• **THE TASKS**:
A: Reproduce the forum thread between "By default, the" and "property to false.", inclusive, substituting "overhead" for "latency".
B: Collect every line of the listing that contains the string "Version".

• **TEXT SECTION**:
◆ ◆ ◆ ◆
How to debug a stack overflow?

Lee Holeva

Other Parts Discussed in Thread: SYSBIOS

In sysbios6, how should I go about debugging the occurance of a random stack overflow? I'm seeing the stack getting wiped-out randomly. For example, in execuiting the code, the stack pointer starts out at 0x98109760 and changes to 0x98106DD0 during normal execution. When the random error occurs, I stop the DSP, and notice that the SP is back to 0x98109760 and DSP is in the idle loop. Sometimes I get an expilict stack overflow error, sometimes I do not. This is doubly difficult to figure-out as the stack corruption is not deterministic, processing the same sequence of images multiple times, the error happens randomly at any image in the sequence. Is there a way to instrument my code using the System Analyzer to leave a trace of the events that led up the stack corruption?

Lee

over 13 years ago

0 MarkGrosen over 13 years ago

TI__Expert 4125 points

Lee,

Have you tried the suggestions in Section 3.5.4 of the SYS/BIOS User's Guide, "Testing for Stack Overflow", pasted below:

3.5.4 Testing for Stack Overflow
When a task uses more memory than its stack has been allocated, it can write
into an area of memory used by another task or data. This results in
unpredictable and potentially fatal consequences. Therefore, a means of
checking for stack overflow is useful.
By default, the Task module checks to see whether a Task stack has
overflowed at each Task switch. To improve Task switching latency, you can
disable this feature the Task.checkStackFlag property to false.
The function Task_stat() can be used to watch stack size. The structure
returned by Task_stat() contains both the size of its stack and the maximum
number of MAUs ever used on its stack, so this code segment could be used
to warn of a nearly full stack:
Task_Stat statbuf; /* declare buffer */
Task_stat(Task_self(), &statbuf); /* call func to get status */
if (statbuf.used > (statbuf.stacksize * 9 / 10)) {
Log_printf(&trace, "Over 90% of task's stack is in use.\n")
}
See the Task_stat() information in the "ti.sysbios.knl" package
documentation in the online documentation.
You can use the Runtime Object Viewer (ROV) to examine run-time Task
stack usage. For information, see Section 6.5.3.

0 Lee Holeva over 13 years ago in reply to MarkGrosen

Genius 4615 points

MarkGrosen said:

Have you tried the suggestions in Section 3.5.4 of the SYS/BIOS User's Guide, "Testing for Stack Overflow", pasted below:

No, I haven't tried that, but I just stepped through the code using a sequence of 30 images using CCS5.1 and the stack never overflowed. I put a breakpoint at the end of the main sequence of computation and gathered benchmark statistics using System Analyzer and everything worked fine. I'm thinking that somewheres there is a timing issue.

Lee

0 MarkGrosen over 13 years ago in reply to Lee Holeva

TI__Expert 4125 points

Ok, but even in the case where things appear to work, it would be useful to open the ROV (Runtime Object Viewer) and look how much stack space is being used by each task in the system. If any of them are close to the edge, that would indicate a place to start looking.
◆ ◆ ◆ ◆
Layout annotation records:
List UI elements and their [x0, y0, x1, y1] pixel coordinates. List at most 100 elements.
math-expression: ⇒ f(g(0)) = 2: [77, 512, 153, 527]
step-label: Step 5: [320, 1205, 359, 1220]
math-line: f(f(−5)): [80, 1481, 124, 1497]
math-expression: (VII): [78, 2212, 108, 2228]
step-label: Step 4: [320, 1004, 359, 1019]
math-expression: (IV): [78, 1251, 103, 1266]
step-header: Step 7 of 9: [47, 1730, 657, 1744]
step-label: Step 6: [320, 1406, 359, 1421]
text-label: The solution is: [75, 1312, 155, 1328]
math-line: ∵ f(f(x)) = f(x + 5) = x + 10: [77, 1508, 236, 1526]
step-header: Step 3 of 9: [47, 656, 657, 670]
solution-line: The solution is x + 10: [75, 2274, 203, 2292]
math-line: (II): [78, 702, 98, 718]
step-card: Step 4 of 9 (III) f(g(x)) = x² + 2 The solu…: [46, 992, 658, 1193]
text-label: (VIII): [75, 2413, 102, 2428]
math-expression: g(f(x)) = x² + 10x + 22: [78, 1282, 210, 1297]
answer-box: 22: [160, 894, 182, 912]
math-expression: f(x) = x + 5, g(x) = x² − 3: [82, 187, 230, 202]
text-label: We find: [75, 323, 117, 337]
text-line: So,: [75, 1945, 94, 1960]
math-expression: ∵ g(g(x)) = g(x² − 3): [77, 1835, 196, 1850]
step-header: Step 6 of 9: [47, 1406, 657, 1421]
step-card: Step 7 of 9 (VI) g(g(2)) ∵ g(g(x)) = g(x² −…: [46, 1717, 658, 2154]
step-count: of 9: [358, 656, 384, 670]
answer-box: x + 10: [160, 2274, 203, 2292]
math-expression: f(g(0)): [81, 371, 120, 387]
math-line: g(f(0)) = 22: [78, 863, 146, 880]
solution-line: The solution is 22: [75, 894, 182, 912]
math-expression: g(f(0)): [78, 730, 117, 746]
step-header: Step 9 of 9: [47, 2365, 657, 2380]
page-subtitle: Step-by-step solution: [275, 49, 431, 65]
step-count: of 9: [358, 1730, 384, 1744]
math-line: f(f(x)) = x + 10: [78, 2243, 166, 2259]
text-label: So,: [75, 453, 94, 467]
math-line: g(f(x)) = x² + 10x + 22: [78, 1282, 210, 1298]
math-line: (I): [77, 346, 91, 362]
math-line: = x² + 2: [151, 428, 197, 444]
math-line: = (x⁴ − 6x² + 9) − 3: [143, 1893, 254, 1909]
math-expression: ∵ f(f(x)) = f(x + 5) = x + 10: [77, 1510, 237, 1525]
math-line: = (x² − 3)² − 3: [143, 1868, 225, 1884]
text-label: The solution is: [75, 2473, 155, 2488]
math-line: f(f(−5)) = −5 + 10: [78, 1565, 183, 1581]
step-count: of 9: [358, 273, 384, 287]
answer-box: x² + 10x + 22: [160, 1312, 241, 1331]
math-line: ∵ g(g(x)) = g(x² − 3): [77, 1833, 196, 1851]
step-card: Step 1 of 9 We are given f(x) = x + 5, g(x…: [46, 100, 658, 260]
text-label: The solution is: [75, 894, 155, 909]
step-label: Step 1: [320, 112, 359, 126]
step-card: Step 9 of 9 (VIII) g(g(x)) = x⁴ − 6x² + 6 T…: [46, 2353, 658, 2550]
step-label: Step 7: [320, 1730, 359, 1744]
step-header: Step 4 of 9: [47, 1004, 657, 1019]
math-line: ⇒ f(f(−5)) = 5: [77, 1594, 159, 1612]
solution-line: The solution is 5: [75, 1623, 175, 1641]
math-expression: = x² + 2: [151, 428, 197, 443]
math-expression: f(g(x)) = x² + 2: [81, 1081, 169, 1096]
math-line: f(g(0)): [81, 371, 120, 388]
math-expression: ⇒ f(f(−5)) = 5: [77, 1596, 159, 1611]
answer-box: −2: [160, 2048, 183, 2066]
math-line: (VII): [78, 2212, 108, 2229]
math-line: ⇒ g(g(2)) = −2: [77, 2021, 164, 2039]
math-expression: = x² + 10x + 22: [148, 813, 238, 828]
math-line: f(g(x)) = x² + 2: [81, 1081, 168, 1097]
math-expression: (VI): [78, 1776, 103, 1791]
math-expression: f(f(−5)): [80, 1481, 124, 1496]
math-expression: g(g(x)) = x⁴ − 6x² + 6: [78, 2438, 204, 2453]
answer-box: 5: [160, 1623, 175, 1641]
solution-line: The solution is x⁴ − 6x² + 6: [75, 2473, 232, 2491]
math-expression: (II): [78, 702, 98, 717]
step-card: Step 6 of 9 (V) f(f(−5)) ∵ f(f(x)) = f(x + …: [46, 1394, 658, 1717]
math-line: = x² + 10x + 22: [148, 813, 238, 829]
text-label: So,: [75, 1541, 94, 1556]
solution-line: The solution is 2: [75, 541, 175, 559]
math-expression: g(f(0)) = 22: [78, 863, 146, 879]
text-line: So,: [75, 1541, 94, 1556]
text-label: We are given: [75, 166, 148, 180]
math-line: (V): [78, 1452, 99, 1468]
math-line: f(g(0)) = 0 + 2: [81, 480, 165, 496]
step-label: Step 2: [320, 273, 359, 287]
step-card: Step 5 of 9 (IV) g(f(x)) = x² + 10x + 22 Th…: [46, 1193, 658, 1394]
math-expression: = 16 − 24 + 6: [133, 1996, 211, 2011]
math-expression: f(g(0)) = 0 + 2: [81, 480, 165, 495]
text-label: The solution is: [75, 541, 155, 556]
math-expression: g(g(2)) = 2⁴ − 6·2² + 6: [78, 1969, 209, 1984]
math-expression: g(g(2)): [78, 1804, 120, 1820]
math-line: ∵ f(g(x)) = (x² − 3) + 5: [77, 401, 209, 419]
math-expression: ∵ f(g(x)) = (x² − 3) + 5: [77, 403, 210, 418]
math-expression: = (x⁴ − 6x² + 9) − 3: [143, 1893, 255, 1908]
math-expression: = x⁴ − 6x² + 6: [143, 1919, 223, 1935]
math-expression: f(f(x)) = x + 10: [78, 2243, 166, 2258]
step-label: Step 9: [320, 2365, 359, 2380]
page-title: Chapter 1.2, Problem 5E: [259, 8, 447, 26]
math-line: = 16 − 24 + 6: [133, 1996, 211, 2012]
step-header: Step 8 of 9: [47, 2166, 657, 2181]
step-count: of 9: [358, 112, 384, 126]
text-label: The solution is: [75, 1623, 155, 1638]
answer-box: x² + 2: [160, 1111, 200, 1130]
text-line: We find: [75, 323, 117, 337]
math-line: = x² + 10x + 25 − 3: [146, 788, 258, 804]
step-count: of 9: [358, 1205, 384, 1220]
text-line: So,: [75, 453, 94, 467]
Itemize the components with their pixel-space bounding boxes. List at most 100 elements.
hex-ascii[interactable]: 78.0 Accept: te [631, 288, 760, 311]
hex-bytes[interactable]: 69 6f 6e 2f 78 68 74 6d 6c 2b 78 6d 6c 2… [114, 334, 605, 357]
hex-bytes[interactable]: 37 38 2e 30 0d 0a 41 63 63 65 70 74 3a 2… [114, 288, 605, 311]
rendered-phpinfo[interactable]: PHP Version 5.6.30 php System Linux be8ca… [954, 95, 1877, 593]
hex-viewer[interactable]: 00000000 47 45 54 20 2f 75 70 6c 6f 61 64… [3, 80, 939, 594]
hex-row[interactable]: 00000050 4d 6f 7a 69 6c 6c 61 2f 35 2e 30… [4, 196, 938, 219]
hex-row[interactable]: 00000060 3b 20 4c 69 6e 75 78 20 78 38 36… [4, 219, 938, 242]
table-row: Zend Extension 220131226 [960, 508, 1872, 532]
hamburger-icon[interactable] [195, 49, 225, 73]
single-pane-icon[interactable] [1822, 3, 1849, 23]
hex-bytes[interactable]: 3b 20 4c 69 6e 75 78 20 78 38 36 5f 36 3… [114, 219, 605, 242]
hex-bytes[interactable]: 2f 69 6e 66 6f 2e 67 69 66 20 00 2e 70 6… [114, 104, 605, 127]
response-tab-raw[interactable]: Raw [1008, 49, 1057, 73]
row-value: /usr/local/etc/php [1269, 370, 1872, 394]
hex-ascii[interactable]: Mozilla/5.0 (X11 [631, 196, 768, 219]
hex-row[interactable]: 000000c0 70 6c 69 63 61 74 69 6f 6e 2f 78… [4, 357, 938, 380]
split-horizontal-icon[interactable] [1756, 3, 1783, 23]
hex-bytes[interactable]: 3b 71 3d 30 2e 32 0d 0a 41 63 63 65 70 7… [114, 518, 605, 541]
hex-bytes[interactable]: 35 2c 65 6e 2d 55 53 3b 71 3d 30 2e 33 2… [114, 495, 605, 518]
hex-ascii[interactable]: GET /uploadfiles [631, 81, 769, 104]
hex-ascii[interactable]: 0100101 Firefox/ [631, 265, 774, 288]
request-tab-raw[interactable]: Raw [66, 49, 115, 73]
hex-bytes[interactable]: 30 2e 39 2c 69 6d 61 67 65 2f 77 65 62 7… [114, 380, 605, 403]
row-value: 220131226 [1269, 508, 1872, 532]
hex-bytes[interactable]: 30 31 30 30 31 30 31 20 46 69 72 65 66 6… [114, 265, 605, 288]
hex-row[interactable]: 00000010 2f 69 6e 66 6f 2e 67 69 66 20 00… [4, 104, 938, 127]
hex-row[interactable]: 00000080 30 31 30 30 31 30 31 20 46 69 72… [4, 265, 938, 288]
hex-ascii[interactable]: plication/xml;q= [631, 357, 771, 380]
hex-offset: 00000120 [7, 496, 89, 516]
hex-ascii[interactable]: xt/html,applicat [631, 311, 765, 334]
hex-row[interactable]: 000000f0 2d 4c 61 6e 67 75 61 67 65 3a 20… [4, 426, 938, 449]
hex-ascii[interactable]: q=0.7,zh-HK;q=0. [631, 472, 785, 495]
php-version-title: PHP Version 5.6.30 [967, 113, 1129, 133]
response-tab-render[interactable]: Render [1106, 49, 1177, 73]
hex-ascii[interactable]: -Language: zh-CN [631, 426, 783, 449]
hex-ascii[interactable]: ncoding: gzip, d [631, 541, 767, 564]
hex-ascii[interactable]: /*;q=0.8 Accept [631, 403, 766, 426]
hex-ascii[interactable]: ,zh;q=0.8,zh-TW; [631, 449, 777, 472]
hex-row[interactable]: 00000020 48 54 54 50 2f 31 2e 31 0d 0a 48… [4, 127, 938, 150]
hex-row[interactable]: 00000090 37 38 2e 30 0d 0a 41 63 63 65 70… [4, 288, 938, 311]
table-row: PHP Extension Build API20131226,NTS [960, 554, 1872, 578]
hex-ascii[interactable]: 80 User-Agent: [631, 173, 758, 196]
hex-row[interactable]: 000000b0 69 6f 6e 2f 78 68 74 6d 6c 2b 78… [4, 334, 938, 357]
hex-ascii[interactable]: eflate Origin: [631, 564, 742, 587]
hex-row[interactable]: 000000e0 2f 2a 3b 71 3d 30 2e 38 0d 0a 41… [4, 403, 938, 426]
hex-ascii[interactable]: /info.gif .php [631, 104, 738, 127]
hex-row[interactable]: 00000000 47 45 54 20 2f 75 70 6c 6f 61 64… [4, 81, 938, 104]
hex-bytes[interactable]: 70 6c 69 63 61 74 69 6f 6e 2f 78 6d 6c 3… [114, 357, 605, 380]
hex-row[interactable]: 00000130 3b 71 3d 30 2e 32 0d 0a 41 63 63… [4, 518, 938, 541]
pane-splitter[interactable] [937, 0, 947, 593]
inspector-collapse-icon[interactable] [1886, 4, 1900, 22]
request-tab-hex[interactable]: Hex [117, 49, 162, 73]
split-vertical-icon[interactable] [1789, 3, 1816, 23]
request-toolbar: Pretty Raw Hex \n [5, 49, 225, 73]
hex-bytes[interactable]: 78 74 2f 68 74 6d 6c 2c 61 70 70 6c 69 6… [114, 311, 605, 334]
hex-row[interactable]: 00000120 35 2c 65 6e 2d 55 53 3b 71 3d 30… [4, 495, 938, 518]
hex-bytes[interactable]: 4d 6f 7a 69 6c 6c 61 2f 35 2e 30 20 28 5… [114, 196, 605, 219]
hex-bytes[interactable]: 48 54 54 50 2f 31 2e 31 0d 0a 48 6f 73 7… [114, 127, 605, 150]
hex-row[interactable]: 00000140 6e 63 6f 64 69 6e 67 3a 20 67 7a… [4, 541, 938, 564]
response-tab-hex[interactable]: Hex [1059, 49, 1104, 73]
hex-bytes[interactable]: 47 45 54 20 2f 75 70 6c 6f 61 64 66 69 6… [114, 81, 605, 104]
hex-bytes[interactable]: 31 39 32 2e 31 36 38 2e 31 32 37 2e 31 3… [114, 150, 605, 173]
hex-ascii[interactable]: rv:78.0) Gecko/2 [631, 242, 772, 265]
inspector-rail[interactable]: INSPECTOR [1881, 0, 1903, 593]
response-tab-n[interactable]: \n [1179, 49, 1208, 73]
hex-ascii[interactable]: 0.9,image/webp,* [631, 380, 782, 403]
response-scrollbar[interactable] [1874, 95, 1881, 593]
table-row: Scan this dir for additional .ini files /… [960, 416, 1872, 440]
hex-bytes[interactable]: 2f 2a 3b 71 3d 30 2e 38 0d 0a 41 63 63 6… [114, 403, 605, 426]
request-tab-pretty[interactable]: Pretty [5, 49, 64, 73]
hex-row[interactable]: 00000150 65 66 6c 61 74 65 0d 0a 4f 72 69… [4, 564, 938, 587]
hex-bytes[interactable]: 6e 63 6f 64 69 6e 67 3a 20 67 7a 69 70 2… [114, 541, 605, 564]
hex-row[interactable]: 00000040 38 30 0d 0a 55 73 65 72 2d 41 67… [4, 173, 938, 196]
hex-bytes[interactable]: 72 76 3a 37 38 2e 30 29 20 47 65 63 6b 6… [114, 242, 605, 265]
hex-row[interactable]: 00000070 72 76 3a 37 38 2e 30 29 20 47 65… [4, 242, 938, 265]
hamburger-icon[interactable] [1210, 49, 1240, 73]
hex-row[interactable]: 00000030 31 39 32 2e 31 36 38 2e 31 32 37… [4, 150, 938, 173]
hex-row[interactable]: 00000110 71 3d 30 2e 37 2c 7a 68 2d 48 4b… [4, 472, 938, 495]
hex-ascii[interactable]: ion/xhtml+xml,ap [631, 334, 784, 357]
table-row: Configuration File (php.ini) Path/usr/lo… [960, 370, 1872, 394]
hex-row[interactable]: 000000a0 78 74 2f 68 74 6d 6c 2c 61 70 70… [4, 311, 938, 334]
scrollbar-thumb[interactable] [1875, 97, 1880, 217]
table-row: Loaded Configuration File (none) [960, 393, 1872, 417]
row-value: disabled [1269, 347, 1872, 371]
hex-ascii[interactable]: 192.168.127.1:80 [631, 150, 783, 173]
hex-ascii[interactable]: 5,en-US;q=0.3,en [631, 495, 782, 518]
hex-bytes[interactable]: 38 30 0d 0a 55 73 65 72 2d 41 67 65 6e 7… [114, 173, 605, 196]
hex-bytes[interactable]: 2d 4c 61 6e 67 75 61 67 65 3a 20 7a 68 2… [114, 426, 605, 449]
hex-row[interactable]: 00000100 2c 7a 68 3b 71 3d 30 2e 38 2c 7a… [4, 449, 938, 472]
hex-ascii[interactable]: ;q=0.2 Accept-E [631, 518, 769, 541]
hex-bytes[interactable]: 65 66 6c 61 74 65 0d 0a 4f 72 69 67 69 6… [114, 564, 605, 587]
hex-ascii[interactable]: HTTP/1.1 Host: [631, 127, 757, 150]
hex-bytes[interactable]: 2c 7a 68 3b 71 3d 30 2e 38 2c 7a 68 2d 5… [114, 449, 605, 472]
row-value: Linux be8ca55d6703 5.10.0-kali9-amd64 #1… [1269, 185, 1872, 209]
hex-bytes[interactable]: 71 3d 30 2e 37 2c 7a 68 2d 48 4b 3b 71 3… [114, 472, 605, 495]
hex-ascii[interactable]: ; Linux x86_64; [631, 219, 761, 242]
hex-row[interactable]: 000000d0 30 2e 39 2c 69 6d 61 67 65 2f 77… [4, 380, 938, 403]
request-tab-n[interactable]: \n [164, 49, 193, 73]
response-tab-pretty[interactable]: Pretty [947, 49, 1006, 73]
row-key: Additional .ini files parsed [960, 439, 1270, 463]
◆ ◆ ◆ ◆
• **WORKED ANSWERS**:
A:
By default, the Task module checks to see whether a Task stack has
overflowed at each Task switch. To improve Task switching overhead, you can
disable this feature the Task.checkStackFlag property to false.

B:
rendered-phpinfo[interactable]: PHP Version 5.6.30 php System Linux be8ca… [954, 95, 1877, 593]
php-version-title: PHP Version 5.6.30 [967, 113, 1129, 133]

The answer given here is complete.